BRIEF
Reproduce the records below in their entirety, character for character.

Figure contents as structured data

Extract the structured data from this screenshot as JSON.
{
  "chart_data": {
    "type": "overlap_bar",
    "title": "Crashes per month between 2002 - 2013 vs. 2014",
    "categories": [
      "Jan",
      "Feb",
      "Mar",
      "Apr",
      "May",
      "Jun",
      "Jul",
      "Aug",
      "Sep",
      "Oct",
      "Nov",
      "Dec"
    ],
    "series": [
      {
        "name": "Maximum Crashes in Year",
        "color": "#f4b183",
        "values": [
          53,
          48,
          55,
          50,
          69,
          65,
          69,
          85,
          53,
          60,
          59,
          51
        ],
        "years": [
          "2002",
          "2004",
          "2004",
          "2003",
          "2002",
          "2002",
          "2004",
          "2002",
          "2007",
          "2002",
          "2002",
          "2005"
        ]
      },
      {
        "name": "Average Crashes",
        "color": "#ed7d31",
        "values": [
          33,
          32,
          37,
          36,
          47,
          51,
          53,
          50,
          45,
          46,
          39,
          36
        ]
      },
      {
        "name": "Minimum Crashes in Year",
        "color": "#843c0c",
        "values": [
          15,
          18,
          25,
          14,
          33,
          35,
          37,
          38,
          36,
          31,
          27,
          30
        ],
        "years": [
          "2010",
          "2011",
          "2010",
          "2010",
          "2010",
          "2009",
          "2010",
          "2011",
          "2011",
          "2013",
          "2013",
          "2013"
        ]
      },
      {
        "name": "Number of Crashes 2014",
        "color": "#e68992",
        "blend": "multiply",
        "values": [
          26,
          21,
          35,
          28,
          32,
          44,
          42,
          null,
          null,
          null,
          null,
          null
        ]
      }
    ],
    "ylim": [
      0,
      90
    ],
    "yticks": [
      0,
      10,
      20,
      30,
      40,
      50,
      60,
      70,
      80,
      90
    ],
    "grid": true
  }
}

SOLUTION FOR THIS EXERCISE
Extract the structured data from this screenshot as JSON.
{
  "chart_data": {
    "type": "overlap_bar",
    "title": "Crashes per month between 2002 - 2013 vs. 2014",
    "categories": [
      "Jan",
      "Feb",
      "Mar",
      "Apr",
      "May",
      "Jun",
      "Jul",
      "Aug",
      "Sep",
      "Oct",
      "Nov",
      "Dec"
    ],
    "series": [
      {
        "name": "Maximum Crashes in Year",
        "color": "#f4b183",
        "values": [
          53,
          48,
          55,
          50,
          69,
          65,
          69,
          85,
          53,
          60,
          59,
          51
        ],
        "years": [
          "2002",
          "2004",
          "2004",
          "2003",
          "2002",
          "2002",
          "2004",
          "2002",
          "2007",
          "2002",
          "2002",
          "2005"
        ]
      },
      {
        "name": "Average Crashes",
        "color": "#ed7d31",
        "values": [
          33,
          32,
          37,
          36,
          47,
          51,
          53,
          50,
          45,
          46,
          39,
          36
        ]
      },
      {
        "name": "Minimum Crashes in Year",
        "color": "#843c0c",
        "values": [
          15,
          18,
          25,
          14,
          33,
          35,
          37,
          38,
          36,
          31,
          27,
          30
        ],
        "years": [
          "2010",
          "2011",
          "2010",
          "2010",
          "2010",
          "2009",
          "2010",
          "2011",
          "2011",
          "2013",
          "2013",
          "2013"
        ]
      },
      {
        "name": "Number of Crashes 2014",
        "color": "#e68992",
        "blend": "multiply",
        "values": [
          26,
          21,
          35,
          28,
          32,
          44,
          42,
          null,
          null,
          null,
          null,
          null
        ]
      }
    ],
    "ylim": [
      0,
      90
    ],
    "yticks": [
      0,
      10,
      20,
      30,
      40,
      50,
      60,
      70,
      80,
      90
    ],
    "grid": true
  }
}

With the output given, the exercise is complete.